Meet Cindy Nemser - art critic, theatre critic, novelist, humorist, journalist, and ardent feminist.

About Me

Email

Facebook

Monday, May 30, 2011

11:15 AM Posted by Cindy Nemser 2 comments
My Unfortunate Interlude with Joan Mitchell--or the Evils that Gin Can Wrought

Before I ended my stay in Paris, Chuck, Cathy and I took a train from the Gare Saint Lazare to Mauntes La Jolie and then a taxi to Véteuil to see Joan Mitchell. I was glad that she had agreed to be interviewed.
She met us at the center of town accompanied by her daughter-in-law Sylvie, who had just lost twins in childbirth. We went to the local inn, and, in fluent French, Joan ordered an excellent lunch for us.
Joan looked like she lived hard. She was needle-thin, and despite somewhat worn, heavily lined face, quite handsome. Her hair was shoulder length, with fluffy bangs in the front of her face, sheepdog style, and while she talked she had a habit of constantly putting her hand through her hair, ruffling her bangs and pushing them back. Throughout the meal, she touched no food but drank wine and then beer and then Scotch. We chattered in a causal but guarded manner all during the luncheon, and when we had finished, Joan led us through the small town to her home.

* _Provided data_
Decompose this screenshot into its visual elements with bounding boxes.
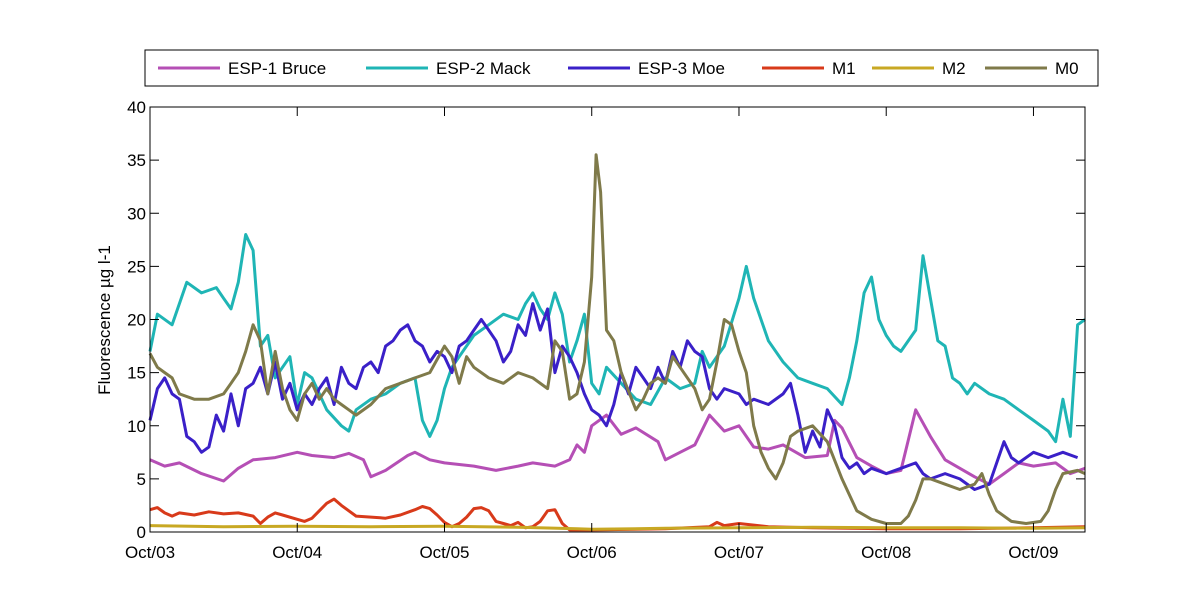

* _Instruction 1_
Decide whether each statement agrees with the blog post about visiting Joan Mitchell, answering yes or no and quoting the deciding words: (a) Joan Mitchell ordered lunch in French. (b) Joan Mitchell ate a little of the meal. (c) The group rode a taxi all the way from Paris to Véteuil.
* _Instruction 2_
Extend the blog post about visiting Joan Mitchell, starting right after its final sentence.

* _Expected output 1_
(a) Yes: "in fluent French, Joan ordered an excellent lunch for us."
(b) No: "she touched no food but drank wine and then beer and then Scotch."
(c) No: "took a train from the Gare Saint Lazare to Mauntes La Jolie and then a taxi to Véteuil"

* _Expected output 2_
On the way we passed a church that had been a leper colony in the twelfth century. But most important to Joan was the fact that Véteuil was a place where Monet had lived and where his wife Camille had died. With great pride and affection, she pointed out his unpretentious little house. Finally we entered her property through a gate one the street and walked many scarped graveled steps up the house that was located on the top of a hill overlooking the river.
It was a beautiful, sprawling two-storied stone building, and its windows and lawn offered a variety of magnificent views of the river and the boats that often make up the subjects of Monet’s paintings of the 1870’s. The interior of the house was very attractive too, dark and cool, with lots of antique furnishings, but I noticed that only the paintings of Jean Paul Riopelle, the Canadian artist with whom Mitchell lived, adorned the white-washed walls. When I asked Joan why none of her own work was hung in the house, she replied that she was a very private person and didn’t like to put her work on exhibit. Riopelle owned the only painting of hers on display, and it was located in an inconspicuous space over a door in an upstairs room. Then she introduced us to a puppy named Vishnu who my daughter took to on sight.
Next we were given a tour of the grounds at the back of the house. There were gardens, fields, and a little orchard in which I discovered the sunflowers that occasionally turn up in Joan’s paintings and drawings. She also told me that there were fields beyond the boundaries of their property that often made up the subject matter of her paintings. Then she and I went into her studio and closed the door.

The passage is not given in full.